* [EXERCISE DETAILS] Identify and pull out each line of the entries in which "天津地铁" occurs.

* [DATASET ROWS]
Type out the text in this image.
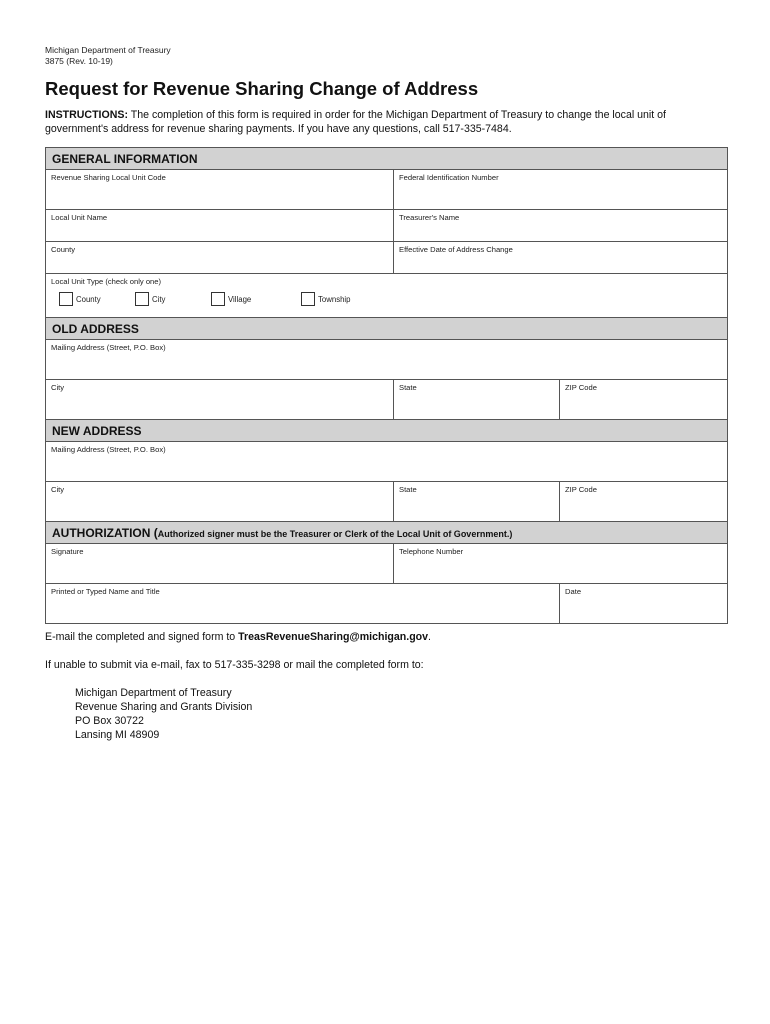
Michigan Department of Treasury
3875 (Rev. 10-19)
Request for Revenue Sharing Change of Address

INSTRUCTIONS: The completion of this form is required in order for the Michigan Department of Treasury to change the local unit of government's address for revenue sharing payments. If you have any questions, call 517-335-7484.

GENERAL INFORMATION
Revenue Sharing Local Unit Code	Federal Identification Number
Local Unit Name	Treasurer's Name
County	Effective Date of Address Change
Local Unit Type (check only one)
County	City	Village	Township
OLD ADDRESS
Mailing Address (Street, P.O. Box)
City	State	ZIP Code
NEW ADDRESS
Mailing Address (Street, P.O. Box)
City	State	ZIP Code
AUTHORIZATION (Authorized signer must be the Treasurer or Clerk of the Local Unit of Government.)
Signature	Telephone Number
Printed or Typed Name and Title	Date

E-mail the completed and signed form to TreasRevenueSharing@michigan.gov.

If unable to submit via e-mail, fax to 517-335-3298 or mail the completed form to:

Michigan Department of Treasury
Revenue Sharing and Grants Division
PO Box 30722
Lansing MI 48909
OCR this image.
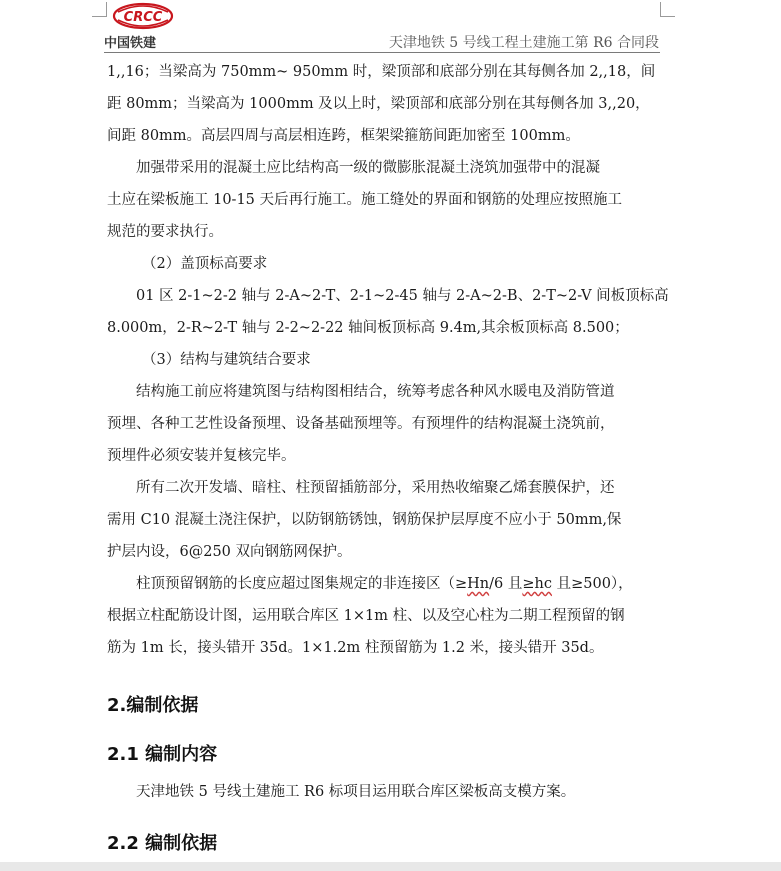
CRCC
中国铁建	天津地铁 5 号线工程土建施工第 R6 合同段

1,,16；当梁高为 750mm~ 950mm 时，梁顶部和底部分别在其每侧各加 2,,18，间

距 80mm；当梁高为 1000mm 及以上时，梁顶部和底部分别在其每侧各加 3,,20，

间距 80mm。高层四周与高层相连跨，框架梁箍筋间距加密至 100mm。

加强带采用的混凝土应比结构高一级的微膨胀混凝土浇筑加强带中的混凝

土应在梁板施工 10-15 天后再行施工。施工缝处的界面和钢筋的处理应按照施工

规范的要求执行。

（2）盖顶标高要求

01 区 2-1~2-2 轴与 2-A~2-T、2-1~2-45 轴与 2-A~2-B、2-T~2-V 间板顶标高

8.000m，2-R~2-T 轴与 2-2~2-22 轴间板顶标高 9.4m,其余板顶标高 8.500；

（3）结构与建筑结合要求

结构施工前应将建筑图与结构图相结合，统筹考虑各种风水暖电及消防管道

预埋、各种工艺性设备预埋、设备基础预埋等。有预埋件的结构混凝土浇筑前，

预埋件必须安装并复核完毕。

所有二次开发墙、暗柱、柱预留插筋部分，采用热收缩聚乙烯套膜保护，还

需用 C10 混凝土浇注保护，以防钢筋锈蚀，钢筋保护层厚度不应小于 50mm,保

护层内设，6@250 双向钢筋网保护。

柱顶预留钢筋的长度应超过图集规定的非连接区（≥Hn/6 且≥hc 且≥500），

根据立柱配筋设计图，运用联合库区 1×1m 柱、以及空心柱为二期工程预留的钢

筋为 1m 长，接头错开 35d。1×1.2m 柱预留筋为 1.2 米，接头错开 35d。

2.编制依据
2.1 编制内容

天津地铁 5 号线土建施工 R6 标项目运用联合库区梁板高支模方案。

2.2 编制依据
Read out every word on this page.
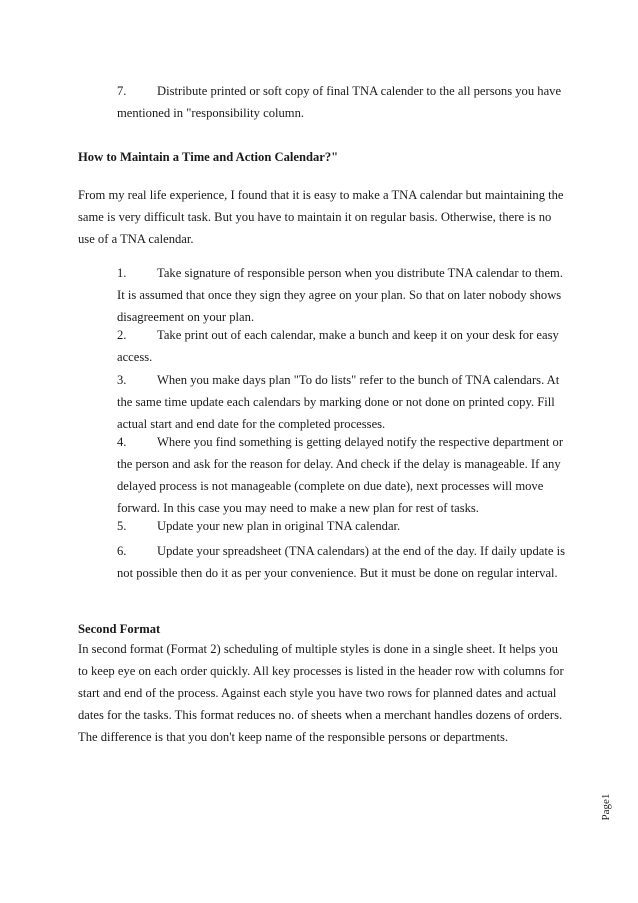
7. Distribute printed or soft copy of final TNA calender to the all persons you have mentioned in "responsibility column.
How to Maintain a Time and Action Calendar?"
From my real life experience, I found that it is easy to make a TNA calendar but maintaining the same is very difficult task. But you have to maintain it on regular basis. Otherwise, there is no use of a TNA calendar.
1. Take signature of responsible person when you distribute TNA calendar to them. It is assumed that once they sign they agree on your plan. So that on later nobody shows disagreement on your plan.
2. Take print out of each calendar, make a bunch and keep it on your desk for easy access.
3. When you make days plan "To do lists" refer to the bunch of TNA calendars. At the same time update each calendars by marking done or not done on printed copy. Fill actual start and end date for the completed processes.
4. Where you find something is getting delayed notify the respective department or the person and ask for the reason for delay. And check if the delay is manageable. If any delayed process is not manageable (complete on due date), next processes will move forward. In this case you may need to make a new plan for rest of tasks.
5. Update your new plan in original TNA calendar.
6. Update your spreadsheet (TNA calendars) at the end of the day. If daily update is not possible then do it as per your convenience. But it must be done on regular interval.
Second Format
In second format (Format 2) scheduling of multiple styles is done in a single sheet. It helps you to keep eye on each order quickly. All key processes is listed in the header row with columns for start and end of the process. Against each style you have two rows for planned dates and actual dates for the tasks. This format reduces no. of sheets when a merchant handles dozens of orders. The difference is that you don't keep name of the responsible persons or departments.
Page1
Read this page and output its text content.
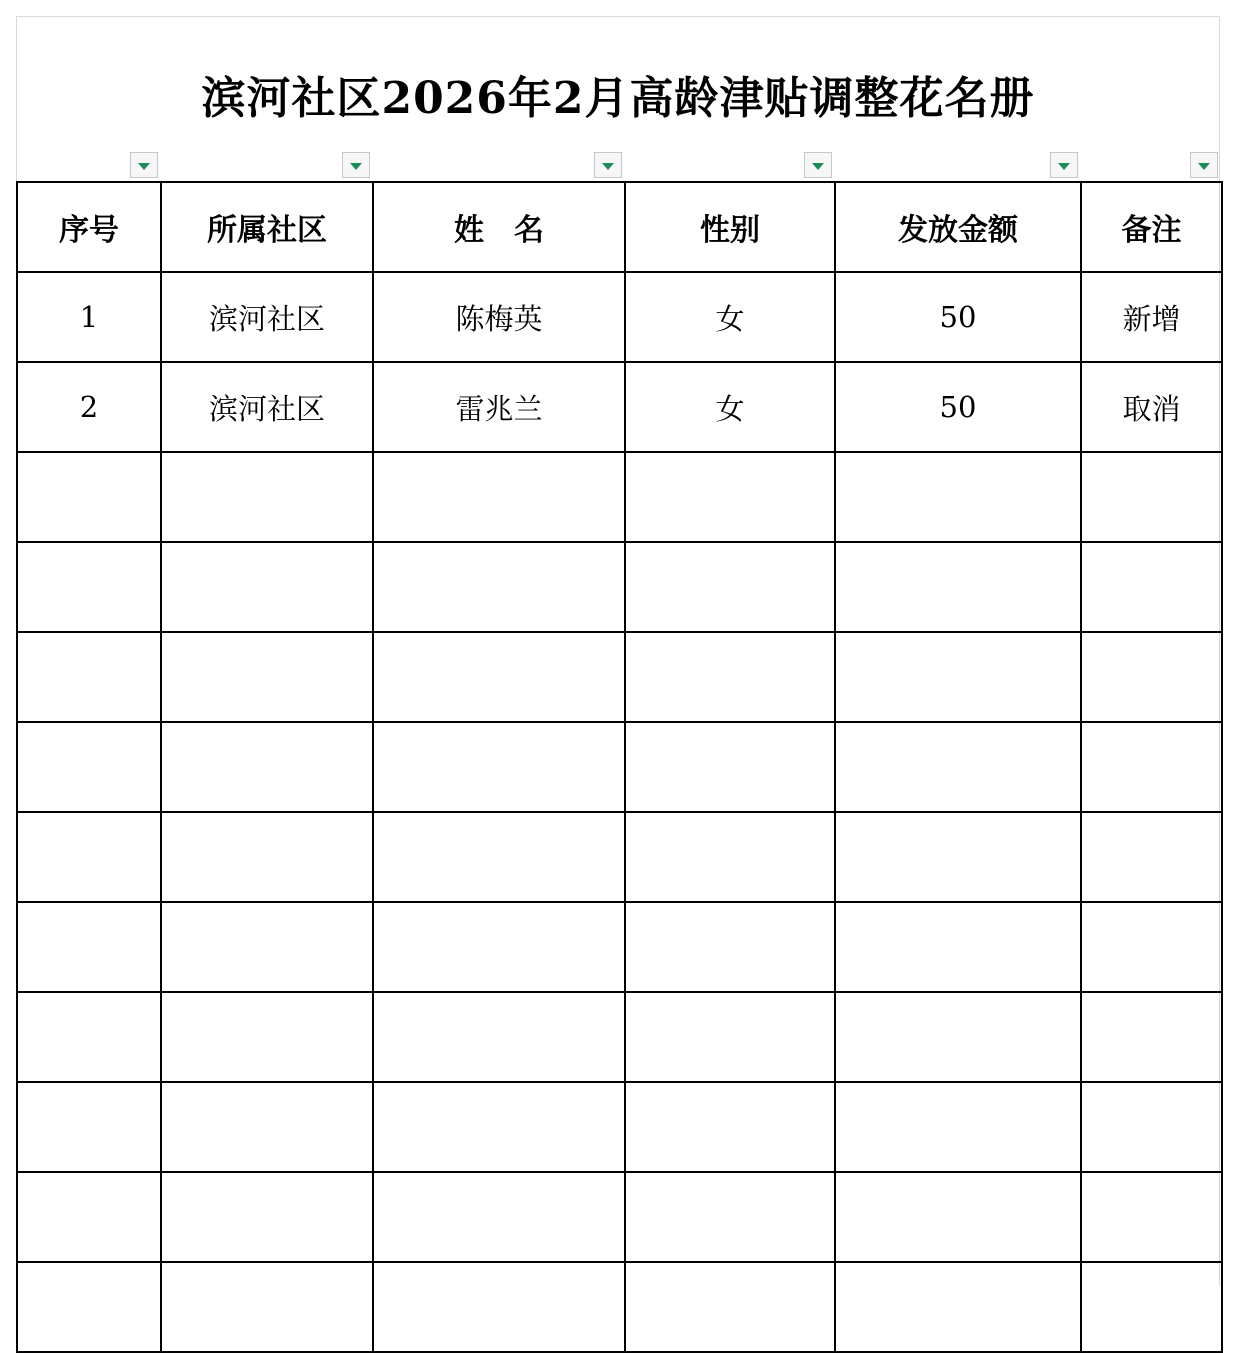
滨河社区2026年2月高龄津贴调整花名册
序号	所属社区	姓　名	性别	发放金额	备注
1	滨河社区	陈梅英	女	50	新增
2	滨河社区	雷兆兰	女	50	取消
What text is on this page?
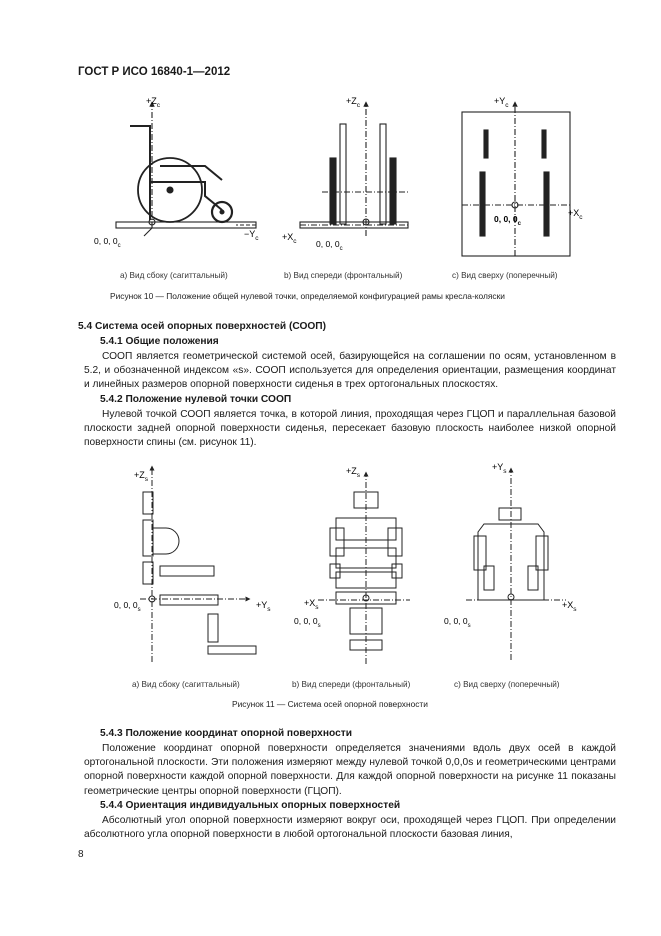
ГОСТ Р ИСО 16840-1—2012
$+Z_c$
$-Y_c$
0, 0, $0_c$
$+Z_c$
$+X_c$ 0, 0, $0_c$
$+Y_c$
$+X_c$
0, 0, $0_c$
$+Z_s$
$+Y_s$
0, 0, $0_s$
$+Z_s$
$+X_s$
0, 0, $0_s$
$+Y_s$
$+X_s$
0, 0, $0_s$
а) Вид сбоку (сагиттальный)	b) Вид спереди (фронтальный)	с) Вид сверху (поперечный)
Рисунок 10 — Положение общей нулевой точки, определяемой конфигурацией рамы кресла-коляски
5.4 Система осей опорных поверхностей (СООП)
5.4.1 Общие положения
СООП является геометрической системой осей, базирующейся на соглашении по осям, установленном в 5.2, и обозначенной индексом «s». СООП используется для определения ориентации, размещения координат и линейных размеров опорной поверхности сиденья в трех ортогональных плоскостях.
5.4.2 Положение нулевой точки СООП
Нулевой точкой СООП является точка, в которой линия, проходящая через ГЦОП и параллельная базовой плоскости задней опорной поверхности сиденья, пересекает базовую плоскость наиболее низкой опорной поверхности спины (см. рисунок 11).
а) Вид сбоку (сагиттальный)	b) Вид спереди (фронтальный)	с) Вид сверху (поперечный)
Рисунок 11 — Система осей опорной поверхности
5.4.3 Положение координат опорной поверхности
Положение координат опорной поверхности определяется значениями вдоль двух осей в каждой ортогональной плоскости. Эти положения измеряют между нулевой точкой 0,0,0s и геометрическими центрами опорной поверхности каждой опорной поверхности. Для каждой опорной поверхности на рисунке 11 показаны геометрические центры опорной поверхности (ГЦОП).
5.4.4 Ориентация индивидуальных опорных поверхностей
Абсолютный угол опорной поверхности измеряют вокруг оси, проходящей через ГЦОП. При определении абсолютного угла опорной поверхности в любой ортогональной плоскости базовая линия,
8
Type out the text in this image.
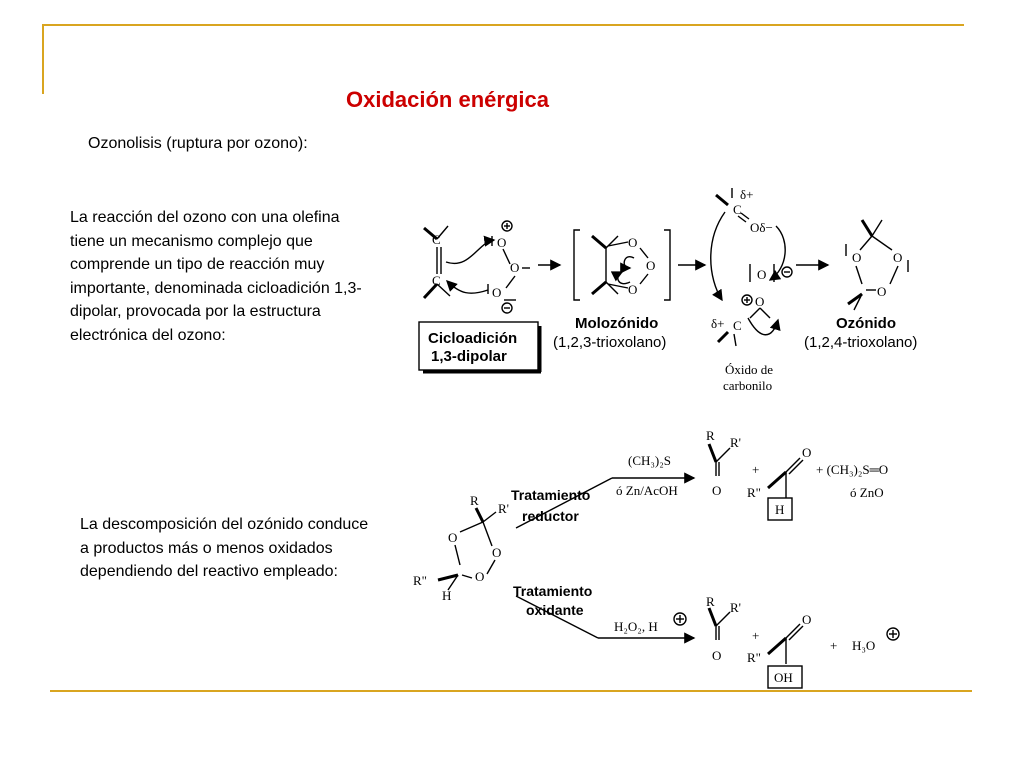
Oxidación enérgica
Ozonolisis (ruptura por ozono):
La reacción del ozono con una olefina tiene un mecanismo complejo que comprende un tipo de reacción muy importante, denominada cicloadición 1,3-dipolar, provocada por la estructura electrónica del ozono:
La descomposición del ozónido conduce a productos más o menos oxidados dependiendo del reactivo empleado:
C
C
O
O
O
O
O
O
C
δ+
Oδ−
O
O
δ+ C
O O
O
Óxido de
carbonilo
Cicloadición
1,3-dipolar
Molozónido
(1,2,3-trioxolano)
Ozónido
(1,2,4-trioxolano)
Tratamiento
reductor
Tratamiento
oxidante
R
R'
O
O
O
R"
H
(CH₃)₂S
ó Zn/AcOH
R R'
O
+
O
R"
H
+ (CH₃)₂S═O
ó ZnO
H₂O₂, H
R R'
O
+
O
R"
OH
+ H₃O
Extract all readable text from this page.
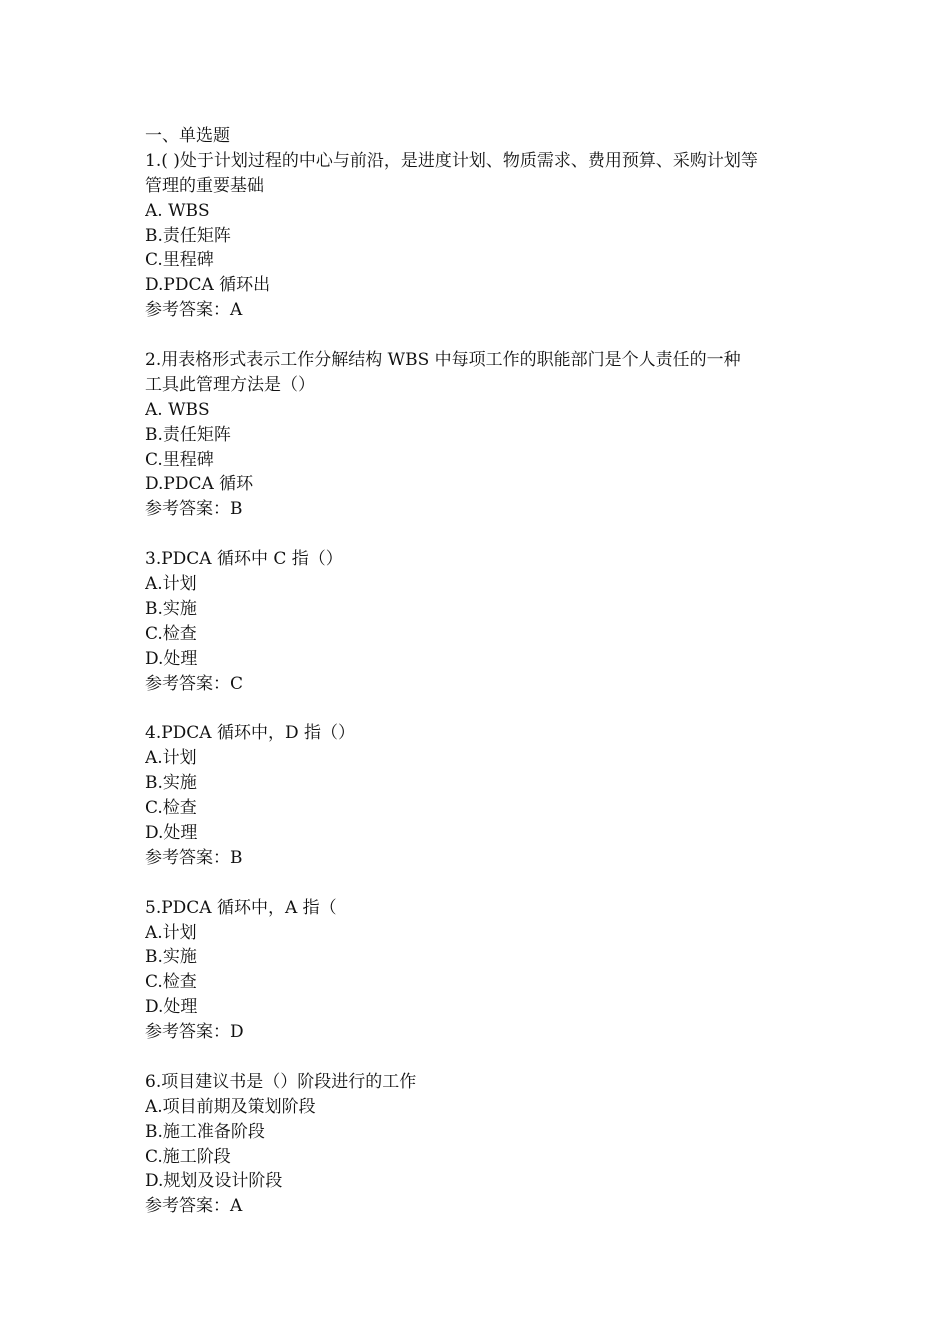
一、单选题
1.( )处于计划过程的中心与前沿，是进度计划、物质需求、费用预算、采购计划等
管理的重要基础
A. WBS
B.责任矩阵
C.里程碑
D.PDCA 循环出
参考答案：A
2.用表格形式表示工作分解结构 WBS 中每项工作的职能部门是个人责任的一种
工具此管理方法是（）
A. WBS
B.责任矩阵
C.里程碑
D.PDCA 循环
参考答案：B
3.PDCA 循环中 C 指（）
A.计划
B.实施
C.检查
D.处理
参考答案：C
4.PDCA 循环中，D 指（）
A.计划
B.实施
C.检查
D.处理
参考答案：B
5.PDCA 循环中，A 指（
A.计划
B.实施
C.检查
D.处理
参考答案：D
6.项目建议书是（）阶段进行的工作
A.项目前期及策划阶段
B.施工准备阶段
C.施工阶段
D.规划及设计阶段
参考答案：A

* [SOLUTION]
中国铁建	天津地铁 5 号线工程土建施工第 R6 合同段
天津地铁 5 号线土建施工 R6 标项目运用联合库区梁板高支模方案。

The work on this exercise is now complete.